*Task inputs*
────────
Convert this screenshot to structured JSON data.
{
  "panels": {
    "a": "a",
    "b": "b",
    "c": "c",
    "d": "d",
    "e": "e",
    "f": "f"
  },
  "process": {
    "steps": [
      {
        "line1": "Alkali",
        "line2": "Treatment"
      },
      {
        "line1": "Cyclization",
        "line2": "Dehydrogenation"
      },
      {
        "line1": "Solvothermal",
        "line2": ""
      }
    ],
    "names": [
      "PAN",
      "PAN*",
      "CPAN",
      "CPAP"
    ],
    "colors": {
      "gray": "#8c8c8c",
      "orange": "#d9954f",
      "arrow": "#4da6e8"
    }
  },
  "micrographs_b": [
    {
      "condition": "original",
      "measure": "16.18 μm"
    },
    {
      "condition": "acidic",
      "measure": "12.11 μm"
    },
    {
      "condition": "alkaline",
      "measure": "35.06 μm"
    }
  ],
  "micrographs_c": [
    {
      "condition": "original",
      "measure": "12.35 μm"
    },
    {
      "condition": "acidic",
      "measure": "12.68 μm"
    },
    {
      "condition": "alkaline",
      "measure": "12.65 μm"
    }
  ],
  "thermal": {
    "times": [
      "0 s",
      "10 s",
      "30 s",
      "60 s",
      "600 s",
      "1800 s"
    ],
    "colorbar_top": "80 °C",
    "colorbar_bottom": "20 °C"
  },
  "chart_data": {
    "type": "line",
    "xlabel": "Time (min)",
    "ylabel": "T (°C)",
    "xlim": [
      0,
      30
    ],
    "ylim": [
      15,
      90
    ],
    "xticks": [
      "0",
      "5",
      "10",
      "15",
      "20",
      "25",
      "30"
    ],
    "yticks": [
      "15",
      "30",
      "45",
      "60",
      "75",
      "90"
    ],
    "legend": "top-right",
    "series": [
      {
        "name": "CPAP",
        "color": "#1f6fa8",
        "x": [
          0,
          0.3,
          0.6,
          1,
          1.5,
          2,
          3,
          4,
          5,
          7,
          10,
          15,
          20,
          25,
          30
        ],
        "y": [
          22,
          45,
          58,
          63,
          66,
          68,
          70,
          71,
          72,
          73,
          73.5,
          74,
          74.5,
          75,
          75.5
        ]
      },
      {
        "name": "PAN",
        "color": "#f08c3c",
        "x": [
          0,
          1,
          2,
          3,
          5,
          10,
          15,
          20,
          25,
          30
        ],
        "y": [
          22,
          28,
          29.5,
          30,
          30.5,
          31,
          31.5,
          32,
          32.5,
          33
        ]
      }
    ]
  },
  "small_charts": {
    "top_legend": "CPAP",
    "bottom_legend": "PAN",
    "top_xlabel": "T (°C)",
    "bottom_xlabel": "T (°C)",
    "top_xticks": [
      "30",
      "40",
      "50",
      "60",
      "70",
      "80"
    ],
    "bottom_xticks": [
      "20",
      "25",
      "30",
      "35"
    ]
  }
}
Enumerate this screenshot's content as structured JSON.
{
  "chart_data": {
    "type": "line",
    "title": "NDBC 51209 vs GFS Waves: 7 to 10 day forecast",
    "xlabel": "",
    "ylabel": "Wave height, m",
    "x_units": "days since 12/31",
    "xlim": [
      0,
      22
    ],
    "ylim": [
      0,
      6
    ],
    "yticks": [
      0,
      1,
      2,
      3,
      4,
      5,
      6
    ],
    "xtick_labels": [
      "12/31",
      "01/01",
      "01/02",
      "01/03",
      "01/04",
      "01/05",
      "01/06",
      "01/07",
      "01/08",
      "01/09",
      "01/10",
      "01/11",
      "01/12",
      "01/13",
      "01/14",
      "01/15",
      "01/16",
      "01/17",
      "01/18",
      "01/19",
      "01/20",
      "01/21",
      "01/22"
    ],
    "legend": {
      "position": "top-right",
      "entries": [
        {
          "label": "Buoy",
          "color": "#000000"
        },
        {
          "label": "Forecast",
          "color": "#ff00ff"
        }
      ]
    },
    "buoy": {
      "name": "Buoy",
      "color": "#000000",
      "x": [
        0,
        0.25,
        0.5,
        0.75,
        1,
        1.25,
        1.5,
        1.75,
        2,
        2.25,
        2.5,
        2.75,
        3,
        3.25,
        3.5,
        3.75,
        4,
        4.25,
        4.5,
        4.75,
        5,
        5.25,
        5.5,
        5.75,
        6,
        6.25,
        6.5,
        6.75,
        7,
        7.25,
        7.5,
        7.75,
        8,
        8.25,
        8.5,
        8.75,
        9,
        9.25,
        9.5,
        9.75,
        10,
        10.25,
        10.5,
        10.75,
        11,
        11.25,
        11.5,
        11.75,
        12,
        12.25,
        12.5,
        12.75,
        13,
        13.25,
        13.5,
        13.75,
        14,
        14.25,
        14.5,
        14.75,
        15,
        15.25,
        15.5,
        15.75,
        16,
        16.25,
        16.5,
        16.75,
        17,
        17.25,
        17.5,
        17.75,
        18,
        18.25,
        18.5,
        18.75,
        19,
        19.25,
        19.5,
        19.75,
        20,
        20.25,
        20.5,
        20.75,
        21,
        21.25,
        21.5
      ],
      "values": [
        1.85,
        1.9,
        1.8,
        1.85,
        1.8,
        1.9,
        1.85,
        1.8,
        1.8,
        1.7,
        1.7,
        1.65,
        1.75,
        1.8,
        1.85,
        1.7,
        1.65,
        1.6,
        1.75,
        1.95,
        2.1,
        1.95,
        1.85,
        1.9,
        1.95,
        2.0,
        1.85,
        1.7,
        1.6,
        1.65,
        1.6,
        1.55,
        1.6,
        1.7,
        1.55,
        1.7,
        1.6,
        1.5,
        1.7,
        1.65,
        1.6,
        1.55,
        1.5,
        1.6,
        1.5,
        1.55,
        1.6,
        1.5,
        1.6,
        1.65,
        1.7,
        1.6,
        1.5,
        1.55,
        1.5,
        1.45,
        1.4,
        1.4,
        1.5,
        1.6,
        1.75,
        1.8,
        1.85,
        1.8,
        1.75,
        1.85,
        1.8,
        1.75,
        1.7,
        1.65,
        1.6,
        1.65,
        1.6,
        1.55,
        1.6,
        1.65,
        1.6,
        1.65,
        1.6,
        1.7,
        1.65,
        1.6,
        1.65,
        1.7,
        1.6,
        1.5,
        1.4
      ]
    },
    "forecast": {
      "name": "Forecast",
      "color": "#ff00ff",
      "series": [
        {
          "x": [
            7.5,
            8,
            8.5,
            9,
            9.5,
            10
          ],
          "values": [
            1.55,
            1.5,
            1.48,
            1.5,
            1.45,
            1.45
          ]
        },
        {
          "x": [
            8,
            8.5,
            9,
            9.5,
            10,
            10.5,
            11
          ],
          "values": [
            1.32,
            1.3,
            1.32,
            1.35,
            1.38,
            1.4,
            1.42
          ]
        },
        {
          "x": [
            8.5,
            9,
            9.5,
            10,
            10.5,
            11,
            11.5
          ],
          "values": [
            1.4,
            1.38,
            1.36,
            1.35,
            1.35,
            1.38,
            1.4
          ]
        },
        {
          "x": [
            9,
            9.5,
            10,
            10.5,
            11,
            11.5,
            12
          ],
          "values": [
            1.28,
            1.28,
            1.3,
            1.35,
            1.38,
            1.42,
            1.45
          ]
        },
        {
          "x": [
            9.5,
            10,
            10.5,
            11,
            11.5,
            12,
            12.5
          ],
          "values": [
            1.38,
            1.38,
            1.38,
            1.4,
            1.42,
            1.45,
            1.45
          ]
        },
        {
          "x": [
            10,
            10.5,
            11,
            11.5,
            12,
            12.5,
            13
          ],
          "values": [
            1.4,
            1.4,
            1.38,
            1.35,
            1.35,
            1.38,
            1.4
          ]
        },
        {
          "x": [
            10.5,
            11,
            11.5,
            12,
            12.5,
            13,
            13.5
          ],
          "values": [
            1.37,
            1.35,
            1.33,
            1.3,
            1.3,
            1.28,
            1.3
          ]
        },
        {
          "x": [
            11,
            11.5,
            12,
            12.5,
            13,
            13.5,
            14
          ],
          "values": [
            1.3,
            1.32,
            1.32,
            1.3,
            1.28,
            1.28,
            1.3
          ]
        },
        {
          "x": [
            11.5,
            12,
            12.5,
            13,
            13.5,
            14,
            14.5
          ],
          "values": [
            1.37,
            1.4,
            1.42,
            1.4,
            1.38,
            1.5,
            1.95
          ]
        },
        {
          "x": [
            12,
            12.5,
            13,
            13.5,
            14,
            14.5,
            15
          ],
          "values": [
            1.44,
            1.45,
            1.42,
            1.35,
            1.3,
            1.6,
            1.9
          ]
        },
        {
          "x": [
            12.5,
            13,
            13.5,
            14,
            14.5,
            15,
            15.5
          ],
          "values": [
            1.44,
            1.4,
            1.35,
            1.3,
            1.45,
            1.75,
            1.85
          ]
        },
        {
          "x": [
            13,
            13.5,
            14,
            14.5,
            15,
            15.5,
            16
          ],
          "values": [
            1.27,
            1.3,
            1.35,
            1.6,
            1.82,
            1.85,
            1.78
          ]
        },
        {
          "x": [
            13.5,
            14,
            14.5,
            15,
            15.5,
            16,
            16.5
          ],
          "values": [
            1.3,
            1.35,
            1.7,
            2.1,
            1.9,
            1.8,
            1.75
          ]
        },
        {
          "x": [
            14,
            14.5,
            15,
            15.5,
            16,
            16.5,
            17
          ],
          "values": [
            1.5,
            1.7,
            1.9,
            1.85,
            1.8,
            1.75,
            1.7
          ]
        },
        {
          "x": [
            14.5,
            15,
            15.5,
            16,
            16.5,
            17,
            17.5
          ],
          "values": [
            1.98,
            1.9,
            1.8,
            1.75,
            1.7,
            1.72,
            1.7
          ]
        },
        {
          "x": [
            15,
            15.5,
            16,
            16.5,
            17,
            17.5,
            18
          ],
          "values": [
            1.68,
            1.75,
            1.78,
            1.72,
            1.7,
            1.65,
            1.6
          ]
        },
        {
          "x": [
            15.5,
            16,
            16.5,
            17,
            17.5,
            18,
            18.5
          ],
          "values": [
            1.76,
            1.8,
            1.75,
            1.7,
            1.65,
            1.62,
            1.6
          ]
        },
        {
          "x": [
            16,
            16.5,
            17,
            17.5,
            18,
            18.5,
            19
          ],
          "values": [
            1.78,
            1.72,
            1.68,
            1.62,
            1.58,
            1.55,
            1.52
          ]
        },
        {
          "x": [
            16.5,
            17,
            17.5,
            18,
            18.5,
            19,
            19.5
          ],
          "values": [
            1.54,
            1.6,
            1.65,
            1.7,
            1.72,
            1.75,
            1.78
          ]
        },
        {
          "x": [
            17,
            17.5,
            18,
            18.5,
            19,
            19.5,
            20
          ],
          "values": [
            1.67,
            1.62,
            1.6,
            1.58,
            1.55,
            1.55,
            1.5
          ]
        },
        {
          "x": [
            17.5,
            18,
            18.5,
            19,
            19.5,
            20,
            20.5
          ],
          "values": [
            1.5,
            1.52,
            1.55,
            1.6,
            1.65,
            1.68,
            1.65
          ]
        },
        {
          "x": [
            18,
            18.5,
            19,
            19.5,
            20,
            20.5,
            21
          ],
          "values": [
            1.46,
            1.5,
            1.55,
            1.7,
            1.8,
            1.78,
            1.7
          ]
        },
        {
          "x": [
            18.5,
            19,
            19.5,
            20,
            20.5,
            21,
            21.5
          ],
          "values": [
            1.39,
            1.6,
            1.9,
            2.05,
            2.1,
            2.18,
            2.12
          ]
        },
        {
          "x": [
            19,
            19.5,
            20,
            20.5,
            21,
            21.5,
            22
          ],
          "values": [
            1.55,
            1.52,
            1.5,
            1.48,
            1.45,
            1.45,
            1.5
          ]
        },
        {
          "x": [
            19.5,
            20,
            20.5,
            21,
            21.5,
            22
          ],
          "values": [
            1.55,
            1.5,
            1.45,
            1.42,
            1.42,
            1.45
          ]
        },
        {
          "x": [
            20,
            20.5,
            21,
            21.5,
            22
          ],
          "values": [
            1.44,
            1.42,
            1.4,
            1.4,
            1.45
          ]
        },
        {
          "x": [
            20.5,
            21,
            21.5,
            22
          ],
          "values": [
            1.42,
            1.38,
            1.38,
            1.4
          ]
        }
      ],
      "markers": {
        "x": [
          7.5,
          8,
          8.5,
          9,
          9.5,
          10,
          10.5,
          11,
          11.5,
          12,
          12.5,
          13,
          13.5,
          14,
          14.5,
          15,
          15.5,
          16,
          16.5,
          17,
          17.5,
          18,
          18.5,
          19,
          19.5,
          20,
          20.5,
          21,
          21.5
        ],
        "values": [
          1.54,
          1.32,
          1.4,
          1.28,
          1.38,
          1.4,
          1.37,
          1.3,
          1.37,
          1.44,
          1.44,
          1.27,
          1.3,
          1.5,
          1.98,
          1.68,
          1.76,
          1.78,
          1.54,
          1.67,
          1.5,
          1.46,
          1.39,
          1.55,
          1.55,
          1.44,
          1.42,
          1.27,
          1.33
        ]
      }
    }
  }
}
────────
*Instructions for the task*
Locate the word "structured" in the entries, and copy every line where it is found.

*Answer to the task*
Convert this screenshot to structured JSON data.
Enumerate this screenshot's content as structured JSON.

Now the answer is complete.